▶ _Stored data_
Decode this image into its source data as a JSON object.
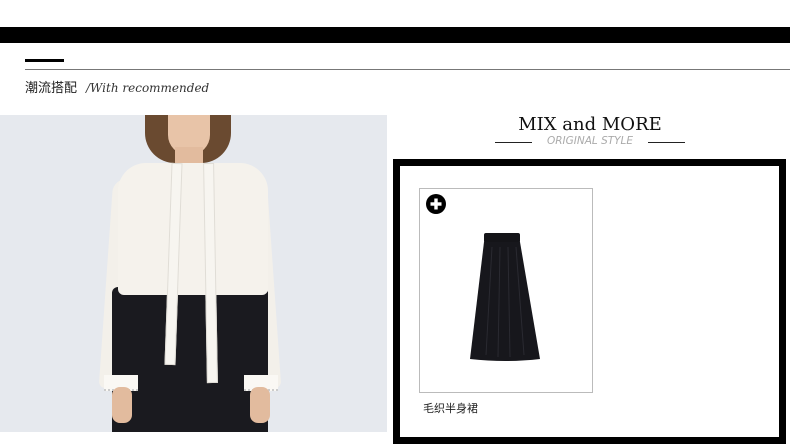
{
  "header": {
    "section_title_cn": "潮流搭配",
    "section_title_en": "/With recommended"
  },
  "photo": {
    "icon": "model-photo"
  },
  "mix": {
    "title": "MIX and MORE",
    "subtitle": "ORIGINAL STYLE"
  },
  "products": [
    {
      "name": "毛织半身裙",
      "icon": "plus-circle-icon",
      "image": "black-midi-skirt"
    }
  ],
  "colors": {
    "accent": "#000000",
    "subtitle": "#aaaaaa",
    "skirt": "#1a1a1f",
    "blouse": "#f5f2ec"
  }
}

▶ _Instructions to follow_
Output the lines above in full and exactly as given, omitting any pictures.

▶ _Finished task_
Decode this image into its source data as a JSON object.
{
  "header": {
    "section_title_cn": "潮流搭配",
    "section_title_en": "/With recommended"
  },
  "photo": {
    "icon": "model-photo"
  },
  "mix": {
    "title": "MIX and MORE",
    "subtitle": "ORIGINAL STYLE"
  },
  "products": [
    {
      "name": "毛织半身裙",
      "icon": "plus-circle-icon",
      "image": "black-midi-skirt"
    }
  ],
  "colors": {
    "accent": "#000000",
    "subtitle": "#aaaaaa",
    "skirt": "#1a1a1f",
    "blouse": "#f5f2ec"
  }
}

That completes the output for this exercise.